## [What is required]
Extract the full listing below without altering a single character.
------ Exercise materials ------
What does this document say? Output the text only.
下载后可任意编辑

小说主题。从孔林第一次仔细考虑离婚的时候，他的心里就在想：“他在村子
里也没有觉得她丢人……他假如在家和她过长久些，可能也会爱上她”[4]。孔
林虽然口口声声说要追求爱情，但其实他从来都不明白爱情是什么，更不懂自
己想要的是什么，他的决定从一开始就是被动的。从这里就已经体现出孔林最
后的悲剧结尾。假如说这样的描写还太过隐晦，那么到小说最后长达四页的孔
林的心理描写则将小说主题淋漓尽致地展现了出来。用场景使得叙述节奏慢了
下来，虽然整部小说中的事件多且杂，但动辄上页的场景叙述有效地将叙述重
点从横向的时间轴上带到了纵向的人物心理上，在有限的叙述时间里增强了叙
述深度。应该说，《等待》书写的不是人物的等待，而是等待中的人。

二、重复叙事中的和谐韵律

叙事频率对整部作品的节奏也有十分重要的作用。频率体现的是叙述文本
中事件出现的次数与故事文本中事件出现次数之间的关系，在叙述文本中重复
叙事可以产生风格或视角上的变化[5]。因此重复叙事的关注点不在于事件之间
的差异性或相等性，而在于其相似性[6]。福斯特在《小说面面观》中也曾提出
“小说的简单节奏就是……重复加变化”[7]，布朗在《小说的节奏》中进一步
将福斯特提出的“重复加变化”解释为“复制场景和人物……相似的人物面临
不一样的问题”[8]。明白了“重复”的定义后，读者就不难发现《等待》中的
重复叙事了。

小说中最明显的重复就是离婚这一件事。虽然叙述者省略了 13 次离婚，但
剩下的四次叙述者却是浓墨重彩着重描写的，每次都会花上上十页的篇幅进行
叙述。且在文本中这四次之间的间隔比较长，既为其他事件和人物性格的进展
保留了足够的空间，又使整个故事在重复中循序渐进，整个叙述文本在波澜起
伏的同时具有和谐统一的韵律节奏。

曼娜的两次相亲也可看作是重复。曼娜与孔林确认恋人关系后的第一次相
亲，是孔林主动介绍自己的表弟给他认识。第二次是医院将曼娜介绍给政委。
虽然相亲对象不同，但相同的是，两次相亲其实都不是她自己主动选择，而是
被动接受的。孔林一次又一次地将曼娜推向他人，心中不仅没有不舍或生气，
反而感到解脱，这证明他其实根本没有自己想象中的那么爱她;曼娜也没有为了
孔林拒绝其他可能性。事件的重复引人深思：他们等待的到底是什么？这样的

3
------
## [Result for this task]
What does this document say? Output the text only.
下载后可任意编辑

小说主题。从孔林第一次仔细考虑离婚的时候，他的心里就在想：“他在村子
里也没有觉得她丢人……他假如在家和她过长久些，可能也会爱上她”[4]。孔
林虽然口口声声说要追求爱情，但其实他从来都不明白爱情是什么，更不懂自
己想要的是什么，他的决定从一开始就是被动的。从这里就已经体现出孔林最
后的悲剧结尾。假如说这样的描写还太过隐晦，那么到小说最后长达四页的孔
林的心理描写则将小说主题淋漓尽致地展现了出来。用场景使得叙述节奏慢了
下来，虽然整部小说中的事件多且杂，但动辄上页的场景叙述有效地将叙述重
点从横向的时间轴上带到了纵向的人物心理上，在有限的叙述时间里增强了叙
述深度。应该说，《等待》书写的不是人物的等待，而是等待中的人。

二、重复叙事中的和谐韵律

叙事频率对整部作品的节奏也有十分重要的作用。频率体现的是叙述文本
中事件出现的次数与故事文本中事件出现次数之间的关系，在叙述文本中重复
叙事可以产生风格或视角上的变化[5]。因此重复叙事的关注点不在于事件之间
的差异性或相等性，而在于其相似性[6]。福斯特在《小说面面观》中也曾提出
“小说的简单节奏就是……重复加变化”[7]，布朗在《小说的节奏》中进一步
将福斯特提出的“重复加变化”解释为“复制场景和人物……相似的人物面临
不一样的问题”[8]。明白了“重复”的定义后，读者就不难发现《等待》中的
重复叙事了。

小说中最明显的重复就是离婚这一件事。虽然叙述者省略了 13 次离婚，但
剩下的四次叙述者却是浓墨重彩着重描写的，每次都会花上上十页的篇幅进行
叙述。且在文本中这四次之间的间隔比较长，既为其他事件和人物性格的进展
保留了足够的空间，又使整个故事在重复中循序渐进，整个叙述文本在波澜起
伏的同时具有和谐统一的韵律节奏。

曼娜的两次相亲也可看作是重复。曼娜与孔林确认恋人关系后的第一次相
亲，是孔林主动介绍自己的表弟给他认识。第二次是医院将曼娜介绍给政委。
虽然相亲对象不同，但相同的是，两次相亲其实都不是她自己主动选择，而是
被动接受的。孔林一次又一次地将曼娜推向他人，心中不仅没有不舍或生气，
反而感到解脱，这证明他其实根本没有自己想象中的那么爱她;曼娜也没有为了
孔林拒绝其他可能性。事件的重复引人深思：他们等待的到底是什么？这样的

3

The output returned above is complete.